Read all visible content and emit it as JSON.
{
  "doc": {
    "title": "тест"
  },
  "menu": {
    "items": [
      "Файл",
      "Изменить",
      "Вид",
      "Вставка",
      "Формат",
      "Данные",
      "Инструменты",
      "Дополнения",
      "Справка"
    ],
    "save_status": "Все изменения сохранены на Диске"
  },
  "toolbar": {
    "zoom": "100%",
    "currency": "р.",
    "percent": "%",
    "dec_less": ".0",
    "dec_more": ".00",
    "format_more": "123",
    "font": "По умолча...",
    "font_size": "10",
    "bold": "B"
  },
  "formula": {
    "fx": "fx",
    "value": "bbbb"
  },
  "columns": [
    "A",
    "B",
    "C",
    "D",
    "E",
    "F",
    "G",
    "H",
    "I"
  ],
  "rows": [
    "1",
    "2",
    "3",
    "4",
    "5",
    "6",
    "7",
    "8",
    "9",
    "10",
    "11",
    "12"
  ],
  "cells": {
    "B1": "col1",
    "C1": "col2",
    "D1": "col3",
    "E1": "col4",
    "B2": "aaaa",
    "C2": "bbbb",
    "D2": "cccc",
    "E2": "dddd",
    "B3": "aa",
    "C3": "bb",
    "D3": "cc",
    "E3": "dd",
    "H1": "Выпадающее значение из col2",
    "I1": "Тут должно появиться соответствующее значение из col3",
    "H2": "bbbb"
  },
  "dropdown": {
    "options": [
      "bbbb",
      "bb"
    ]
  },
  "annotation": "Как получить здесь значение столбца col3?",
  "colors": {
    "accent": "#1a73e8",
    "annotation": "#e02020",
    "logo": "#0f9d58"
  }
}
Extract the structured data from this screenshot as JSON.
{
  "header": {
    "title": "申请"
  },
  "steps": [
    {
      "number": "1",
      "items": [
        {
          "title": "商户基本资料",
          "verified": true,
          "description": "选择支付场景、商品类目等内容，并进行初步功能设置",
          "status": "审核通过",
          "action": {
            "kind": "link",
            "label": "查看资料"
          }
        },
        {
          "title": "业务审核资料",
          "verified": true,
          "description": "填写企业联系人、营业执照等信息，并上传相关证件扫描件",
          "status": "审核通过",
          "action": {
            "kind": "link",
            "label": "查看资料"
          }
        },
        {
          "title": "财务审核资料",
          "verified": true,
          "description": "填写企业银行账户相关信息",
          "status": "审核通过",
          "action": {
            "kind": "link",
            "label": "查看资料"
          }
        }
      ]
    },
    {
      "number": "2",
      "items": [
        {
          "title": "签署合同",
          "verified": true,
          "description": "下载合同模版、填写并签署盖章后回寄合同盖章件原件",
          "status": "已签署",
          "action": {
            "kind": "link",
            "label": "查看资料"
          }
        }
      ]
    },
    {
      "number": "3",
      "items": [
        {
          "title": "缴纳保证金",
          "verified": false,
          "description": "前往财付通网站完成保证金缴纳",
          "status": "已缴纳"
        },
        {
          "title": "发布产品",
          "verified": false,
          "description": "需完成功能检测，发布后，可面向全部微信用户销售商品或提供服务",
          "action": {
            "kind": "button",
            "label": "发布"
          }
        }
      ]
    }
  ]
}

What to produce
Look through the material and copy each line that has "description".

Solution to the exercise
          "description": "选择支付场景、商品类目等内容，并进行初步功能设置",
          "description": "填写企业联系人、营业执照等信息，并上传相关证件扫描件",
          "description": "填写企业银行账户相关信息",
          "description": "下载合同模版、填写并签署盖章后回寄合同盖章件原件",
          "description": "前往财付通网站完成保证金缴纳",
          "description": "需完成功能检测，发布后，可面向全部微信用户销售商品或提供服务",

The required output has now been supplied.